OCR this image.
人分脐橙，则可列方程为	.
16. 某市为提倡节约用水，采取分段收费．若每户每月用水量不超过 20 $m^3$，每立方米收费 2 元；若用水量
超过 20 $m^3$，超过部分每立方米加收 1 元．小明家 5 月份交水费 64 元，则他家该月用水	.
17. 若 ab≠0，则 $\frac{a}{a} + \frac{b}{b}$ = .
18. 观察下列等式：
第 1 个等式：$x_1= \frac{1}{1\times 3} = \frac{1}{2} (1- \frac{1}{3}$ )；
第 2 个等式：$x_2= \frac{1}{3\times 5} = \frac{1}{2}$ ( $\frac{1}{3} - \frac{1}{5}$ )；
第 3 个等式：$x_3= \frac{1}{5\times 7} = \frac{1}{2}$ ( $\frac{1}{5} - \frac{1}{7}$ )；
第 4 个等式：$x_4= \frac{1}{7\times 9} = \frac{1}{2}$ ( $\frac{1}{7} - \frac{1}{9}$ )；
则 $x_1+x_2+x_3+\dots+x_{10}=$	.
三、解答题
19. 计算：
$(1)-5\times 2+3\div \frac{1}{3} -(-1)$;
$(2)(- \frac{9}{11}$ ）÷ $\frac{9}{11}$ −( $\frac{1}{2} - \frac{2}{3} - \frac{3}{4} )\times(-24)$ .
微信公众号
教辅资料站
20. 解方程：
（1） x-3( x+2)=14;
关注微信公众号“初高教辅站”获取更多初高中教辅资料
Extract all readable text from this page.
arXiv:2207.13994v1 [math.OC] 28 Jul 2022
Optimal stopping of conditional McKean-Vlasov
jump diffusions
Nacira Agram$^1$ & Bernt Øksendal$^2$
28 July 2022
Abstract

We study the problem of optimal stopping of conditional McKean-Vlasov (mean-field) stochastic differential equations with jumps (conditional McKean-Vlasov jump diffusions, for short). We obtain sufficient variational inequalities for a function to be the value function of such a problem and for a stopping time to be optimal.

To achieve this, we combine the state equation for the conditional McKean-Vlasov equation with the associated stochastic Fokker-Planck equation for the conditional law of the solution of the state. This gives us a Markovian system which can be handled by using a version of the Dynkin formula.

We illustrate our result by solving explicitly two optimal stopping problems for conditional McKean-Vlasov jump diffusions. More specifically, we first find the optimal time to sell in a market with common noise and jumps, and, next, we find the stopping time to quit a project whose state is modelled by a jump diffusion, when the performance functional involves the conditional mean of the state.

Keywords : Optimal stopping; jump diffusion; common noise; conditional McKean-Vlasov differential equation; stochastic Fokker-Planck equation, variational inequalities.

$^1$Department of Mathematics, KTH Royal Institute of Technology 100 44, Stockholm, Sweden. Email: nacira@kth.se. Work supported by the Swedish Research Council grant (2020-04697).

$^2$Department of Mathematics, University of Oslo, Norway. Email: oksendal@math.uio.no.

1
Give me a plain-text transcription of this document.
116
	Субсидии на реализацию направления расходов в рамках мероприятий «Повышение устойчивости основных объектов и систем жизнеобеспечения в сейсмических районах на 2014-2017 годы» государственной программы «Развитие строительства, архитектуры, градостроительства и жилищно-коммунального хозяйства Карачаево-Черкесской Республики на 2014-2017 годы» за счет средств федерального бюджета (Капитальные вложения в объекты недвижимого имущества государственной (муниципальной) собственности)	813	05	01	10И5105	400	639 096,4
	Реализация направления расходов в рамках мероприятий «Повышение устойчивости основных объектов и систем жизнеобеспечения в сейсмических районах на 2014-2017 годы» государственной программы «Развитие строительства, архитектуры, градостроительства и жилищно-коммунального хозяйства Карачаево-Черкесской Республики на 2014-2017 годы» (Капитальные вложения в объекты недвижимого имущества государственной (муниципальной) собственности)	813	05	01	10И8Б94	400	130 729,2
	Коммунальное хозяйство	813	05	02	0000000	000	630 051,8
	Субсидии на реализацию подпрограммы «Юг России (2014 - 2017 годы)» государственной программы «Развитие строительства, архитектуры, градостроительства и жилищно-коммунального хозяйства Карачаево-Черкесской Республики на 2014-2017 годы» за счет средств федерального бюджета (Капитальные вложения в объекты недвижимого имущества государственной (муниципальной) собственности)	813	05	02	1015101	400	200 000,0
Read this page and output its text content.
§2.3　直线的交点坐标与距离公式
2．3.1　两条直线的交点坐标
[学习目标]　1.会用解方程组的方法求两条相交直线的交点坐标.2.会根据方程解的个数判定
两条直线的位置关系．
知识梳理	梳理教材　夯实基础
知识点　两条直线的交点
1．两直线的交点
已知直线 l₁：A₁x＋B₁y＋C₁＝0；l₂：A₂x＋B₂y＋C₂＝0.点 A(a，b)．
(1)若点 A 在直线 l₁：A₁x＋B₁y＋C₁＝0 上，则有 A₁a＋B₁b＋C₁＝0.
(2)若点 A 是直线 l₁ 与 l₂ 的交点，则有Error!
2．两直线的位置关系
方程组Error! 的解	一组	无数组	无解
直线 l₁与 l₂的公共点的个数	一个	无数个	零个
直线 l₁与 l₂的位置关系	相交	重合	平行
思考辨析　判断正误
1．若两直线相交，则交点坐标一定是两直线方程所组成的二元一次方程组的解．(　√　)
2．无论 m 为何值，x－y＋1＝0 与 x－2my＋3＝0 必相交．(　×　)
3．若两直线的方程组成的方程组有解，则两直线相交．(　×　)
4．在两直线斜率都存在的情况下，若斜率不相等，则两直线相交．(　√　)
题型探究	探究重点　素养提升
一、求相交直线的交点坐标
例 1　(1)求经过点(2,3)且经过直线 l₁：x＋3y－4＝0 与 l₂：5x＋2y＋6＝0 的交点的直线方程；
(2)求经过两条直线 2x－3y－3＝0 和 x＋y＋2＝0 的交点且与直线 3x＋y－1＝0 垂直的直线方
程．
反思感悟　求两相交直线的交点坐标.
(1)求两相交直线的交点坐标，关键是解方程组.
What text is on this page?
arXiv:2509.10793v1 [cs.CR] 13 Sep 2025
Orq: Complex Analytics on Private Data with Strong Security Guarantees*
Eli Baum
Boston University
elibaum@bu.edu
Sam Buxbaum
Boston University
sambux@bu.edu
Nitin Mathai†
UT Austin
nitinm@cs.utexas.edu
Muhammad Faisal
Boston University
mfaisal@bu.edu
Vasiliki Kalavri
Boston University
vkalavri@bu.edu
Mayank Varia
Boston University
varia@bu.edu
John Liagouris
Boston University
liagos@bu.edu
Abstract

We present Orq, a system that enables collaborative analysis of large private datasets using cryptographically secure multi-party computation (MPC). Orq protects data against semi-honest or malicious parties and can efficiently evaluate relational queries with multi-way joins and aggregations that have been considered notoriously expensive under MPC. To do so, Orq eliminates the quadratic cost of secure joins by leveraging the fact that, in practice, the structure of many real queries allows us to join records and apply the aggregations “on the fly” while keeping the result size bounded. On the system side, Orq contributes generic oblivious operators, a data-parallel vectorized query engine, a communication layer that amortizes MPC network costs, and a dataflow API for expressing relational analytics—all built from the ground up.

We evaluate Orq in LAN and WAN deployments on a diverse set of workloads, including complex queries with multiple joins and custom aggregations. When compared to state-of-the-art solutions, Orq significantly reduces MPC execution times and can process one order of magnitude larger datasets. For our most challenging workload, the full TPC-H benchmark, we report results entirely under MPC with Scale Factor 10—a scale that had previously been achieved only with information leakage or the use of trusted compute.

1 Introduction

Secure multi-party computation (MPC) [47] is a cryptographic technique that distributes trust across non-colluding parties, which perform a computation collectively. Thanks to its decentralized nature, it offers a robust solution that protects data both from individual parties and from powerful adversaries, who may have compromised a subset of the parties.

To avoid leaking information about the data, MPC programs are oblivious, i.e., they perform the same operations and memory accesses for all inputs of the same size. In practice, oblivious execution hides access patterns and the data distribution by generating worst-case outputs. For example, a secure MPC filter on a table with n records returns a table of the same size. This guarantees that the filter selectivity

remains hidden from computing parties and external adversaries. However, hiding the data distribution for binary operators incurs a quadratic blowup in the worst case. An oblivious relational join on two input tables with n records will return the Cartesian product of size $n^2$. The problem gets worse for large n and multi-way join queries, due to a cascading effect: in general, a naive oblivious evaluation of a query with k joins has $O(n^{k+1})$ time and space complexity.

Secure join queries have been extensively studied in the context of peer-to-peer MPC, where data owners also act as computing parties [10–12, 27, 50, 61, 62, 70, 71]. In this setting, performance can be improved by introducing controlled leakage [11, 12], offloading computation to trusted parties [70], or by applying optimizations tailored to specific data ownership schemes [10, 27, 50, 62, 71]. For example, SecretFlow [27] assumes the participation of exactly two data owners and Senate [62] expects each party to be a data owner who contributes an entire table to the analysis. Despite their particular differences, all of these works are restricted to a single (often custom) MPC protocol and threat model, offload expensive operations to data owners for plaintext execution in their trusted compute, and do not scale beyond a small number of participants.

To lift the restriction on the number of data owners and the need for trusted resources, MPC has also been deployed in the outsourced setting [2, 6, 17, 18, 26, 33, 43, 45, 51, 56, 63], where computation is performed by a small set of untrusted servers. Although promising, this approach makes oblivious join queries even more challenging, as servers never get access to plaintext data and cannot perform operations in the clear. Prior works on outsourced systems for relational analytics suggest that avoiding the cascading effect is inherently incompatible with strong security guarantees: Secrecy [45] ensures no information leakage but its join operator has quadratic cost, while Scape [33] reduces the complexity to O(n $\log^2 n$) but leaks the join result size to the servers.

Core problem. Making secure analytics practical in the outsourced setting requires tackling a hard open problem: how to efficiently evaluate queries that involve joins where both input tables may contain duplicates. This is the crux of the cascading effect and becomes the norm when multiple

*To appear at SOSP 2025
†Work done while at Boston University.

+++++

• What the exercise asks: State how many lines of the material contain the string "common", with no other words.

• Answer to the problem: 2